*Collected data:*
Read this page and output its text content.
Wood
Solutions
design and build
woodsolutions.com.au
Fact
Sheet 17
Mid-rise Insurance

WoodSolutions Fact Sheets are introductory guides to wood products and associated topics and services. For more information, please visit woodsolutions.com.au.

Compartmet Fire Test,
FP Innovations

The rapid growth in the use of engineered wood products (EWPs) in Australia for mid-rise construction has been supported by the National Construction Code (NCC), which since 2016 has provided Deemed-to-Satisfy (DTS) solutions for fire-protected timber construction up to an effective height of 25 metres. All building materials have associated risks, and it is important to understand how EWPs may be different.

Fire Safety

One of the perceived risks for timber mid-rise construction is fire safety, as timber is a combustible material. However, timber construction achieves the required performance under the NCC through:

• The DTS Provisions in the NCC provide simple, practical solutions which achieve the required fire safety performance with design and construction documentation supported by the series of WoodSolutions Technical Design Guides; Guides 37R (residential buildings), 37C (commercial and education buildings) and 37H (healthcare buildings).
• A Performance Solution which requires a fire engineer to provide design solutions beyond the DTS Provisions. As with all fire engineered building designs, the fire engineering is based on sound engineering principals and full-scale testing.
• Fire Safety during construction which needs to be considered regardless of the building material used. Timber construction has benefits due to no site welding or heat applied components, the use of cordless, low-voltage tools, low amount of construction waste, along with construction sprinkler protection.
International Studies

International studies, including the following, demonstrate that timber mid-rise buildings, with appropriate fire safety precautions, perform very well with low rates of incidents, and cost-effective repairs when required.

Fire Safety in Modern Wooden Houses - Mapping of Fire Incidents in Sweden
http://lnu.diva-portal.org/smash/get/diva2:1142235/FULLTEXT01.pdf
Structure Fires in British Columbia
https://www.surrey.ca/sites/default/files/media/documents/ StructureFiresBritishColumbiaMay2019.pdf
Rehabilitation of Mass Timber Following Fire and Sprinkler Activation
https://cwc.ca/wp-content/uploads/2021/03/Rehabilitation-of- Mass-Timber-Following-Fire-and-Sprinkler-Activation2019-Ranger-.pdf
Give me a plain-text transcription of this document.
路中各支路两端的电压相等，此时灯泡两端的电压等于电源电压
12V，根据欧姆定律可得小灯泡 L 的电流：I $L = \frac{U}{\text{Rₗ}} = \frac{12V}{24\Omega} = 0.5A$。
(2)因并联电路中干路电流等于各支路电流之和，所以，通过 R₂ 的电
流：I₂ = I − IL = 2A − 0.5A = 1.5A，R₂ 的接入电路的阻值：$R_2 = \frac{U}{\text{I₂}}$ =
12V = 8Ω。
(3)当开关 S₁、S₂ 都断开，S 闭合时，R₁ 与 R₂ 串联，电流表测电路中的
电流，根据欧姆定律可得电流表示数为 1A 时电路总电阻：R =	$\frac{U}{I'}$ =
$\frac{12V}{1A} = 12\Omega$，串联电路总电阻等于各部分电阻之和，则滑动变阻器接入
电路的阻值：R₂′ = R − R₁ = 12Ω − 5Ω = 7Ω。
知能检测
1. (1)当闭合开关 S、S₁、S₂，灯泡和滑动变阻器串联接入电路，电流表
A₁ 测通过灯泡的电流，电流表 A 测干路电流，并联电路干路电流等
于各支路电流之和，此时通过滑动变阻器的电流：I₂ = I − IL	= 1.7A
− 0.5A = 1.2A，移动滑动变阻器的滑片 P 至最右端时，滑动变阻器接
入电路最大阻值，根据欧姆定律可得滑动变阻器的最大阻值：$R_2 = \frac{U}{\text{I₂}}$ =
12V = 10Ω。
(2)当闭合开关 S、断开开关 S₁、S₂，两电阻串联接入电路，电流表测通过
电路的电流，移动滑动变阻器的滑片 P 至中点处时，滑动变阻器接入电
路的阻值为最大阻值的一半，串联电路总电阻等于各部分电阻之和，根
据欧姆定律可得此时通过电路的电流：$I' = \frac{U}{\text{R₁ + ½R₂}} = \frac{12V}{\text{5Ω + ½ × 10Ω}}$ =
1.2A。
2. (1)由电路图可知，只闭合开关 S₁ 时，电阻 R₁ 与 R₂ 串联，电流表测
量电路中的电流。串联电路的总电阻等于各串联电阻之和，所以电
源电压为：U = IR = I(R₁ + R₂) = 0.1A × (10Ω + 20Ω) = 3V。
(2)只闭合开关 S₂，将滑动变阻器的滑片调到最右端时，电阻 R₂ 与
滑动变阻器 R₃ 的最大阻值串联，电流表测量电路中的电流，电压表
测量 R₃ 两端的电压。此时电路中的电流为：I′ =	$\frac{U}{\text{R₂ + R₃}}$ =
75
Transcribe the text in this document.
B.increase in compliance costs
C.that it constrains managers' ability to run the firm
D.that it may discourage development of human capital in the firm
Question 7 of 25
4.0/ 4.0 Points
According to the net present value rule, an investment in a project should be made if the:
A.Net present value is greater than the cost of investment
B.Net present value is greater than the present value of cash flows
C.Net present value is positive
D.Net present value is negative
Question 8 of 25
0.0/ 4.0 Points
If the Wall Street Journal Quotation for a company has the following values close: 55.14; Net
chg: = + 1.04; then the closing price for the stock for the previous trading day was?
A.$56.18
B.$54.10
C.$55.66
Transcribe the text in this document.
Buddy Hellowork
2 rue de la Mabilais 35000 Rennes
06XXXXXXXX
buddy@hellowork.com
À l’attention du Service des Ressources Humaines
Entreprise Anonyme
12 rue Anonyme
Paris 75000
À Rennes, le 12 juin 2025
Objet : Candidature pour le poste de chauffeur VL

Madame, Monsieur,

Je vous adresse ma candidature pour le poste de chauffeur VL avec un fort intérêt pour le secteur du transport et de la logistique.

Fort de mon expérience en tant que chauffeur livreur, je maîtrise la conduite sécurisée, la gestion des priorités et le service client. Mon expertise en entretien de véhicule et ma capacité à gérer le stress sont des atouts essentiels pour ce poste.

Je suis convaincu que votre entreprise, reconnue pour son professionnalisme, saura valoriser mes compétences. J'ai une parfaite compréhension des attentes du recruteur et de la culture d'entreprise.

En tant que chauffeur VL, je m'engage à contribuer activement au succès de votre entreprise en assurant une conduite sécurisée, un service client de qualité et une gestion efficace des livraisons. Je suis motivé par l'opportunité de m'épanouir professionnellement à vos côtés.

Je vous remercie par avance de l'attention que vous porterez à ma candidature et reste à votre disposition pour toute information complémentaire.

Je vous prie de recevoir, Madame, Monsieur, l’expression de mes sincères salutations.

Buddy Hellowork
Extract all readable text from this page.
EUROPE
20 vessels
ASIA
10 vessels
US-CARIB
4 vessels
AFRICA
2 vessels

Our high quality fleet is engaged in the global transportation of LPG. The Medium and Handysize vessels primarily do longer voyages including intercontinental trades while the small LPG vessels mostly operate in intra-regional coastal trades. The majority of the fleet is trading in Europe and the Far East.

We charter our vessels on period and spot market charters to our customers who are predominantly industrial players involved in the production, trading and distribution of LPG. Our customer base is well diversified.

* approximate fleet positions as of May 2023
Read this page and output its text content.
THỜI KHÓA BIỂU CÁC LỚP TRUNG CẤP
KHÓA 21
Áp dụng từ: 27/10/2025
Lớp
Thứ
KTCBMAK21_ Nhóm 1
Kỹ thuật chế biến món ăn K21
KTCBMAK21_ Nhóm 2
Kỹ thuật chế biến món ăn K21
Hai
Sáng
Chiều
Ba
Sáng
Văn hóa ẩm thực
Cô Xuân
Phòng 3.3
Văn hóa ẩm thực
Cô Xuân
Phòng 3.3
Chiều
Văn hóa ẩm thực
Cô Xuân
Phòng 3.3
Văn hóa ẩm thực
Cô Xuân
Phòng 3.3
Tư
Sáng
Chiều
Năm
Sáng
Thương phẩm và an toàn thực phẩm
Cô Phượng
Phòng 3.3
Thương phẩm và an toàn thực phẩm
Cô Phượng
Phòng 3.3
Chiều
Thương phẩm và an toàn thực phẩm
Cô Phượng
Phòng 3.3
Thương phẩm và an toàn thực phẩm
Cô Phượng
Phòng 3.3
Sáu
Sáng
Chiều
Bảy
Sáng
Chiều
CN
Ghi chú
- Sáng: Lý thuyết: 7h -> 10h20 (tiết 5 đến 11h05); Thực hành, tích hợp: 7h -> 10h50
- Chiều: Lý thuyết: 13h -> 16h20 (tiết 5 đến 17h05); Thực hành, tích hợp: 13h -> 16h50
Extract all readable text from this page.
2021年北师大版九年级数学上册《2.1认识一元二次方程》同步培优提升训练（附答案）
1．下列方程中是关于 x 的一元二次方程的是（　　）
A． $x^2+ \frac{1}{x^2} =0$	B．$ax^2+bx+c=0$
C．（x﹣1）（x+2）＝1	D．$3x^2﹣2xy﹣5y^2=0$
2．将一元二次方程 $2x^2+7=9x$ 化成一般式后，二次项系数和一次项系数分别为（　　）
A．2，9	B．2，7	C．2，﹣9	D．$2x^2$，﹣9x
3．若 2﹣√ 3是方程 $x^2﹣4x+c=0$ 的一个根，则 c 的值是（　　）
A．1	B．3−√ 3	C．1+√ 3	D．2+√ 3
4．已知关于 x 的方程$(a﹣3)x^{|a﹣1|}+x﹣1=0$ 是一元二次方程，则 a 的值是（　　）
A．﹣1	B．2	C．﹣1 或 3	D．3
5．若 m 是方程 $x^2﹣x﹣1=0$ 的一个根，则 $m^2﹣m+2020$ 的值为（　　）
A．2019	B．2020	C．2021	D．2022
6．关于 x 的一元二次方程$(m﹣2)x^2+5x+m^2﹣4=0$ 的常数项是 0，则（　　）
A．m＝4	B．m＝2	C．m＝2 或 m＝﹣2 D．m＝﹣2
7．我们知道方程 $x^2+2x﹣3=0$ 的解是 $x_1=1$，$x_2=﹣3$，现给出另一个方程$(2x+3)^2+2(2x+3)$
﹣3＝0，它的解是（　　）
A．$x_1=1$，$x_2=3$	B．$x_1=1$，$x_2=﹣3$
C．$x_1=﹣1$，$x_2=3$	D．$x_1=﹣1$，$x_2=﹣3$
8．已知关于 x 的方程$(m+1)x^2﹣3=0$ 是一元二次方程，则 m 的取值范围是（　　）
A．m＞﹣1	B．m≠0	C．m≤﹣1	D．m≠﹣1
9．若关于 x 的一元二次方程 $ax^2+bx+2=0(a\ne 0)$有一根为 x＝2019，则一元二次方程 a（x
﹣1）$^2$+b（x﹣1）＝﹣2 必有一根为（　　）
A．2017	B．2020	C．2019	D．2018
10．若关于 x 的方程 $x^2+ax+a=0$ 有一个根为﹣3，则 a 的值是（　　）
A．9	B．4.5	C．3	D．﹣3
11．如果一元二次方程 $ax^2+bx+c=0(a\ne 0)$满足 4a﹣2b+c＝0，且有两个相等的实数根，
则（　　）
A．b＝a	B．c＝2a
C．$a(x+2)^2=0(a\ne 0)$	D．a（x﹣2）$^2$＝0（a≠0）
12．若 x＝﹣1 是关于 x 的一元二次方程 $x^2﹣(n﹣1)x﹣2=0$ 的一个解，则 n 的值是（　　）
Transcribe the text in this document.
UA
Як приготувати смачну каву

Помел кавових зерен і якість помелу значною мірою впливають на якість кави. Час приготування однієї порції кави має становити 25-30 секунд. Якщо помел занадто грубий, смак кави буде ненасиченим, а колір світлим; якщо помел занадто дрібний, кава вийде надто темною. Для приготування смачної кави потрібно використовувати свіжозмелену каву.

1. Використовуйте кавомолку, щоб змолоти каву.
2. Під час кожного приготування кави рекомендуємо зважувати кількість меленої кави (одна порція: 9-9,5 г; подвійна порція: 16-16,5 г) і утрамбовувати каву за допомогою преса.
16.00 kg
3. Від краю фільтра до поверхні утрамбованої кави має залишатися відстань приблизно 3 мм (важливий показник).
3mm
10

*What the exercise asks:* Sift through the entries and copy every line with "that".

*Final result:*
International studies, including the following, demonstrate that timber mid-rise buildings, with appropriate fire safety precautions, perform very well with low rates of incidents, and cost-effective repairs when required.
C.that it constrains managers' ability to run the firm
D.that it may discourage development of human capital in the firm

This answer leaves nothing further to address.